▸ **Data records**
- - - -

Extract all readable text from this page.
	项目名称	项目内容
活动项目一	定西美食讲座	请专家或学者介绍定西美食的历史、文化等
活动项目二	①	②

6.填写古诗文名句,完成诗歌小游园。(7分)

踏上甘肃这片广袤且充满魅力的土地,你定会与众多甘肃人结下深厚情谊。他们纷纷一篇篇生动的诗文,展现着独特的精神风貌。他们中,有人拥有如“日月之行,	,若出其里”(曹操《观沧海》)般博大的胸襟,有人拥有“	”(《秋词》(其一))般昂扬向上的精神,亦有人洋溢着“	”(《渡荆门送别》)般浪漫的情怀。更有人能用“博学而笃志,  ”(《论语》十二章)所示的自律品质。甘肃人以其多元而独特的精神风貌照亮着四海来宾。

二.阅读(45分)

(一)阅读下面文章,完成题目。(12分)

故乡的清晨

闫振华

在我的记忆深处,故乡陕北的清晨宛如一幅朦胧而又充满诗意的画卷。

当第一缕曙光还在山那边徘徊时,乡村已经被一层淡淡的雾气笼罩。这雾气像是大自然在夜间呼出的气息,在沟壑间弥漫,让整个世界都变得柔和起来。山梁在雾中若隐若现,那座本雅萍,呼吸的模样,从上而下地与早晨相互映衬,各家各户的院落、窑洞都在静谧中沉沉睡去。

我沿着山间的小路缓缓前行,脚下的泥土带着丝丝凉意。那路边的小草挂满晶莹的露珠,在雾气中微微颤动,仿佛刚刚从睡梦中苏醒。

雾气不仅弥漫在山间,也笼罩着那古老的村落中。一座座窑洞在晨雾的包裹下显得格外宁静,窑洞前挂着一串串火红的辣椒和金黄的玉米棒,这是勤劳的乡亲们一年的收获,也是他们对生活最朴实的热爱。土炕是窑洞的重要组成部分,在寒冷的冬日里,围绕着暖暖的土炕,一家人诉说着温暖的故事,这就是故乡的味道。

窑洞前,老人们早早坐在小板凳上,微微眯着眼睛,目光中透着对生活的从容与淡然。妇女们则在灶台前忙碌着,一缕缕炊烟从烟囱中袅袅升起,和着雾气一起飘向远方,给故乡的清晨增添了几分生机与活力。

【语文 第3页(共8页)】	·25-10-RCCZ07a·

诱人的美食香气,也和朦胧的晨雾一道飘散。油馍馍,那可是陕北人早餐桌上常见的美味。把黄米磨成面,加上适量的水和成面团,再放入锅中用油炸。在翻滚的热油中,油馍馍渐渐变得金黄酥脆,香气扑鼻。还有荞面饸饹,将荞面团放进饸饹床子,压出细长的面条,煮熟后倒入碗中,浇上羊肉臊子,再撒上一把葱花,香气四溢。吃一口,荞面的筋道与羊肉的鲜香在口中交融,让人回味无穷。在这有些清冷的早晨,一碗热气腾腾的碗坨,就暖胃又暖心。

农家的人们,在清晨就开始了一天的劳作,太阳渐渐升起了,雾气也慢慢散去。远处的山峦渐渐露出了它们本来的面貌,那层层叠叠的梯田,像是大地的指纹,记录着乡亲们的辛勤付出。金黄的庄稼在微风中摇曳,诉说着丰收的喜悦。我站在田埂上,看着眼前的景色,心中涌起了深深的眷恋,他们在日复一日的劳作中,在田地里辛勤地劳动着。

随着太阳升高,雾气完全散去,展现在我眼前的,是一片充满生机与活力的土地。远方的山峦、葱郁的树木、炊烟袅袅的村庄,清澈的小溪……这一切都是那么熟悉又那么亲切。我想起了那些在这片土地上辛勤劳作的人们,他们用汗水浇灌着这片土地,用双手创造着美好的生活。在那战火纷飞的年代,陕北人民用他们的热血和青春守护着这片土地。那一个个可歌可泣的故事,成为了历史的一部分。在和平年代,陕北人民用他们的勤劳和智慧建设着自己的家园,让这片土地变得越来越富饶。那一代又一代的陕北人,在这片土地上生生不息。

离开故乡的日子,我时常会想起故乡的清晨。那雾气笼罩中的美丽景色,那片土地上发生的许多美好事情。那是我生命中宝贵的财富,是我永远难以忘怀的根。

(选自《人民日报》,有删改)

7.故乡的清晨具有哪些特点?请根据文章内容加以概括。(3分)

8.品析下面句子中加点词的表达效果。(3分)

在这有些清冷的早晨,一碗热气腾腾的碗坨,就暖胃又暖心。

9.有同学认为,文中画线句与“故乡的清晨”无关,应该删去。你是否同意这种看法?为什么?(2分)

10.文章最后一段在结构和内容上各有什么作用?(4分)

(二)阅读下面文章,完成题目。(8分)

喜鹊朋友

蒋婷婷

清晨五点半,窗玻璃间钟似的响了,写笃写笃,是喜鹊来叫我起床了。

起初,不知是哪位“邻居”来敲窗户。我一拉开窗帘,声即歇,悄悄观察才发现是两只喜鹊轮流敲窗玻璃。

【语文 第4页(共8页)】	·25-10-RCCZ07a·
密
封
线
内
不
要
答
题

- - - -

▸ **Given problem**
Extract each line from the listing above, please, and repeat it exactly.

▸ **Worked solution**
Extract all readable text from this page.
	项目名称	项目内容
活动项目一	定西美食讲座	请专家或学者介绍定西美食的历史、文化等
活动项目二	①	②

6.填写古诗文名句,完成诗歌小游园。(7分)

踏上甘肃这片广袤且充满魅力的土地,你定会与众多甘肃人结下深厚情谊。他们纷纷一篇篇生动的诗文,展现着独特的精神风貌。他们中,有人拥有如“日月之行,	,若出其里”(曹操《观沧海》)般博大的胸襟,有人拥有“	”(《秋词》(其一))般昂扬向上的精神,亦有人洋溢着“	”(《渡荆门送别》)般浪漫的情怀。更有人能用“博学而笃志,  ”(《论语》十二章)所示的自律品质。甘肃人以其多元而独特的精神风貌照亮着四海来宾。

二.阅读(45分)

(一)阅读下面文章,完成题目。(12分)

故乡的清晨

闫振华

在我的记忆深处,故乡陕北的清晨宛如一幅朦胧而又充满诗意的画卷。

当第一缕曙光还在山那边徘徊时,乡村已经被一层淡淡的雾气笼罩。这雾气像是大自然在夜间呼出的气息,在沟壑间弥漫,让整个世界都变得柔和起来。山梁在雾中若隐若现,那座本雅萍,呼吸的模样,从上而下地与早晨相互映衬,各家各户的院落、窑洞都在静谧中沉沉睡去。

我沿着山间的小路缓缓前行,脚下的泥土带着丝丝凉意。那路边的小草挂满晶莹的露珠,在雾气中微微颤动,仿佛刚刚从睡梦中苏醒。

雾气不仅弥漫在山间,也笼罩着那古老的村落中。一座座窑洞在晨雾的包裹下显得格外宁静,窑洞前挂着一串串火红的辣椒和金黄的玉米棒,这是勤劳的乡亲们一年的收获,也是他们对生活最朴实的热爱。土炕是窑洞的重要组成部分,在寒冷的冬日里,围绕着暖暖的土炕,一家人诉说着温暖的故事,这就是故乡的味道。

窑洞前,老人们早早坐在小板凳上,微微眯着眼睛,目光中透着对生活的从容与淡然。妇女们则在灶台前忙碌着,一缕缕炊烟从烟囱中袅袅升起,和着雾气一起飘向远方,给故乡的清晨增添了几分生机与活力。

【语文 第3页(共8页)】	·25-10-RCCZ07a·

诱人的美食香气,也和朦胧的晨雾一道飘散。油馍馍,那可是陕北人早餐桌上常见的美味。把黄米磨成面,加上适量的水和成面团,再放入锅中用油炸。在翻滚的热油中,油馍馍渐渐变得金黄酥脆,香气扑鼻。还有荞面饸饹,将荞面团放进饸饹床子,压出细长的面条,煮熟后倒入碗中,浇上羊肉臊子,再撒上一把葱花,香气四溢。吃一口,荞面的筋道与羊肉的鲜香在口中交融,让人回味无穷。在这有些清冷的早晨,一碗热气腾腾的碗坨,就暖胃又暖心。

农家的人们,在清晨就开始了一天的劳作,太阳渐渐升起了,雾气也慢慢散去。远处的山峦渐渐露出了它们本来的面貌,那层层叠叠的梯田,像是大地的指纹,记录着乡亲们的辛勤付出。金黄的庄稼在微风中摇曳,诉说着丰收的喜悦。我站在田埂上,看着眼前的景色,心中涌起了深深的眷恋,他们在日复一日的劳作中,在田地里辛勤地劳动着。

随着太阳升高,雾气完全散去,展现在我眼前的,是一片充满生机与活力的土地。远方的山峦、葱郁的树木、炊烟袅袅的村庄,清澈的小溪……这一切都是那么熟悉又那么亲切。我想起了那些在这片土地上辛勤劳作的人们,他们用汗水浇灌着这片土地,用双手创造着美好的生活。在那战火纷飞的年代,陕北人民用他们的热血和青春守护着这片土地。那一个个可歌可泣的故事,成为了历史的一部分。在和平年代,陕北人民用他们的勤劳和智慧建设着自己的家园,让这片土地变得越来越富饶。那一代又一代的陕北人,在这片土地上生生不息。

离开故乡的日子,我时常会想起故乡的清晨。那雾气笼罩中的美丽景色,那片土地上发生的许多美好事情。那是我生命中宝贵的财富,是我永远难以忘怀的根。

(选自《人民日报》,有删改)

7.故乡的清晨具有哪些特点?请根据文章内容加以概括。(3分)

8.品析下面句子中加点词的表达效果。(3分)

在这有些清冷的早晨,一碗热气腾腾的碗坨,就暖胃又暖心。

9.有同学认为,文中画线句与“故乡的清晨”无关,应该删去。你是否同意这种看法?为什么?(2分)

10.文章最后一段在结构和内容上各有什么作用?(4分)

(二)阅读下面文章,完成题目。(8分)

喜鹊朋友

蒋婷婷

清晨五点半,窗玻璃间钟似的响了,写笃写笃,是喜鹊来叫我起床了。

起初,不知是哪位“邻居”来敲窗户。我一拉开窗帘,声即歇,悄悄观察才发现是两只喜鹊轮流敲窗玻璃。

【语文 第4页(共8页)】	·25-10-RCCZ07a·
密
封
线
内
不
要
答
题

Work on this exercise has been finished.